Quote every line below exactly and skip any picture.

── MATERIAL SUPPLIED ──

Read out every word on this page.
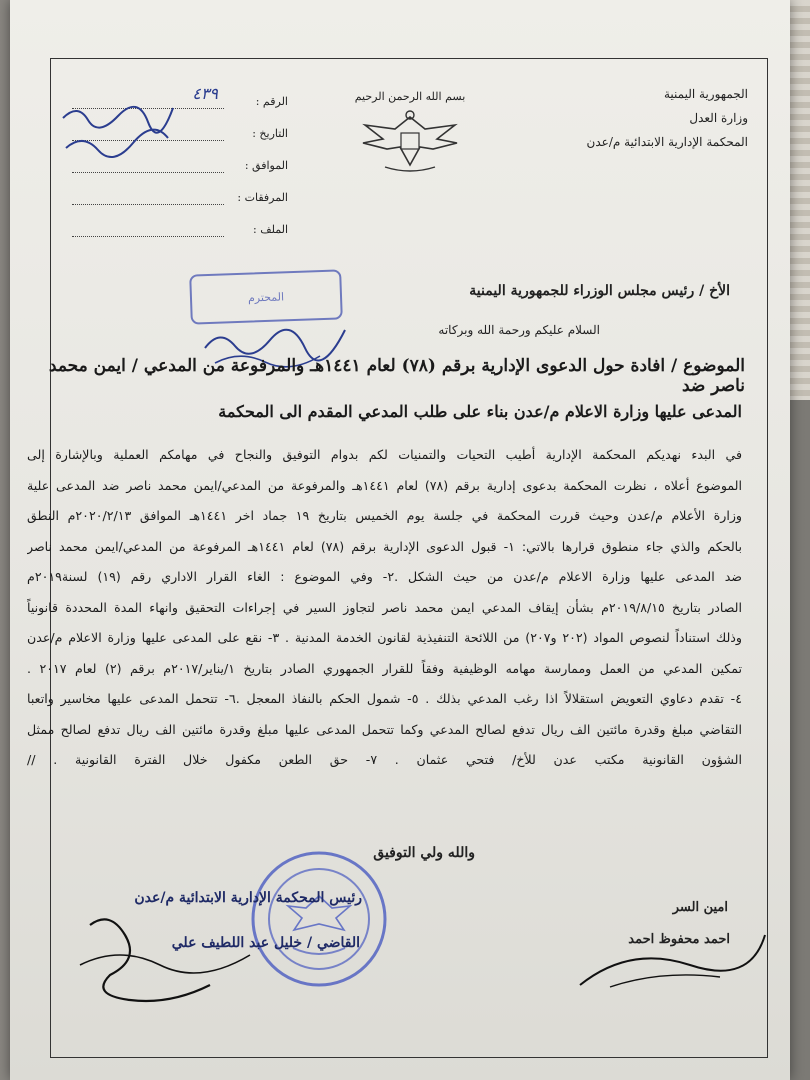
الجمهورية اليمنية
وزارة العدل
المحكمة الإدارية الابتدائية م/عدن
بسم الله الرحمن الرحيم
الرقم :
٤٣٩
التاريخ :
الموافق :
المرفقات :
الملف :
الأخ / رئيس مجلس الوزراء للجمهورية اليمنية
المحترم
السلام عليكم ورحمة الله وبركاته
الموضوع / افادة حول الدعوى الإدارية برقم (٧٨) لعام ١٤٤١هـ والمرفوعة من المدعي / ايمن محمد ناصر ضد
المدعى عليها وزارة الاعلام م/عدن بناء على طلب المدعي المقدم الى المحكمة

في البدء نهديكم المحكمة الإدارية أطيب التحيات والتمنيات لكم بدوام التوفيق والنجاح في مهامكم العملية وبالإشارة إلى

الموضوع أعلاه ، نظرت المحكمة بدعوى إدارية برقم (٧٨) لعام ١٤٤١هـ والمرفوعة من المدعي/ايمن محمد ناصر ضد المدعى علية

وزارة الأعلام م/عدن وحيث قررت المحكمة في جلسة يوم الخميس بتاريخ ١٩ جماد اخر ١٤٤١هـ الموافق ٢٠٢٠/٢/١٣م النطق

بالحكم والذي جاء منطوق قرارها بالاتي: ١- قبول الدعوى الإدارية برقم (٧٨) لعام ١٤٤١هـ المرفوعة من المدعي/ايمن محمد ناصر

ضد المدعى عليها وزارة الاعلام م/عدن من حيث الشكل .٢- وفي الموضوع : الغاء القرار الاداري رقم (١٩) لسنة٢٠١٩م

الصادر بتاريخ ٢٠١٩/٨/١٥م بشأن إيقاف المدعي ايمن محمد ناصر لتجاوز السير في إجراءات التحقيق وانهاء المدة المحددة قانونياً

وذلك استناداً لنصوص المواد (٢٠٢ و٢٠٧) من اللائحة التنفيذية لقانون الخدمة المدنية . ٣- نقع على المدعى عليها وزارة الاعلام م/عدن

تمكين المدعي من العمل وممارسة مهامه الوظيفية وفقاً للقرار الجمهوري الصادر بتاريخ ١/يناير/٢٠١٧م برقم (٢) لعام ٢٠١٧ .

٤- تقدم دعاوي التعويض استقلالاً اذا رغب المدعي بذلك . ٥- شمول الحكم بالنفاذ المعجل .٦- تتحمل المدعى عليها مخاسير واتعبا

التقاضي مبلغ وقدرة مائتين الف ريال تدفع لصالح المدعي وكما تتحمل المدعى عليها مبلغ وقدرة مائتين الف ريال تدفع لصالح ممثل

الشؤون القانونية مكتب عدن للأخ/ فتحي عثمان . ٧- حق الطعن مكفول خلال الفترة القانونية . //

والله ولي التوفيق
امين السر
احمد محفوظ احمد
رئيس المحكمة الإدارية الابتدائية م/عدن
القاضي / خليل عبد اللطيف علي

───

ANSWER TO THIS EXERCISE.
Read out every word on this page.
الجمهورية اليمنية
وزارة العدل
المحكمة الإدارية الابتدائية م/عدن
بسم الله الرحمن الرحيم
الرقم :
٤٣٩
التاريخ :
الموافق :
المرفقات :
الملف :
الأخ / رئيس مجلس الوزراء للجمهورية اليمنية
المحترم
السلام عليكم ورحمة الله وبركاته
الموضوع / افادة حول الدعوى الإدارية برقم (٧٨) لعام ١٤٤١هـ والمرفوعة من المدعي / ايمن محمد ناصر ضد
المدعى عليها وزارة الاعلام م/عدن بناء على طلب المدعي المقدم الى المحكمة

في البدء نهديكم المحكمة الإدارية أطيب التحيات والتمنيات لكم بدوام التوفيق والنجاح في مهامكم العملية وبالإشارة إلى

الموضوع أعلاه ، نظرت المحكمة بدعوى إدارية برقم (٧٨) لعام ١٤٤١هـ والمرفوعة من المدعي/ايمن محمد ناصر ضد المدعى علية

وزارة الأعلام م/عدن وحيث قررت المحكمة في جلسة يوم الخميس بتاريخ ١٩ جماد اخر ١٤٤١هـ الموافق ٢٠٢٠/٢/١٣م النطق

بالحكم والذي جاء منطوق قرارها بالاتي: ١- قبول الدعوى الإدارية برقم (٧٨) لعام ١٤٤١هـ المرفوعة من المدعي/ايمن محمد ناصر

ضد المدعى عليها وزارة الاعلام م/عدن من حيث الشكل .٢- وفي الموضوع : الغاء القرار الاداري رقم (١٩) لسنة٢٠١٩م

الصادر بتاريخ ٢٠١٩/٨/١٥م بشأن إيقاف المدعي ايمن محمد ناصر لتجاوز السير في إجراءات التحقيق وانهاء المدة المحددة قانونياً

وذلك استناداً لنصوص المواد (٢٠٢ و٢٠٧) من اللائحة التنفيذية لقانون الخدمة المدنية . ٣- نقع على المدعى عليها وزارة الاعلام م/عدن

تمكين المدعي من العمل وممارسة مهامه الوظيفية وفقاً للقرار الجمهوري الصادر بتاريخ ١/يناير/٢٠١٧م برقم (٢) لعام ٢٠١٧ .

٤- تقدم دعاوي التعويض استقلالاً اذا رغب المدعي بذلك . ٥- شمول الحكم بالنفاذ المعجل .٦- تتحمل المدعى عليها مخاسير واتعبا

التقاضي مبلغ وقدرة مائتين الف ريال تدفع لصالح المدعي وكما تتحمل المدعى عليها مبلغ وقدرة مائتين الف ريال تدفع لصالح ممثل

الشؤون القانونية مكتب عدن للأخ/ فتحي عثمان . ٧- حق الطعن مكفول خلال الفترة القانونية . //

والله ولي التوفيق
امين السر
احمد محفوظ احمد
رئيس المحكمة الإدارية الابتدائية م/عدن
القاضي / خليل عبد اللطيف علي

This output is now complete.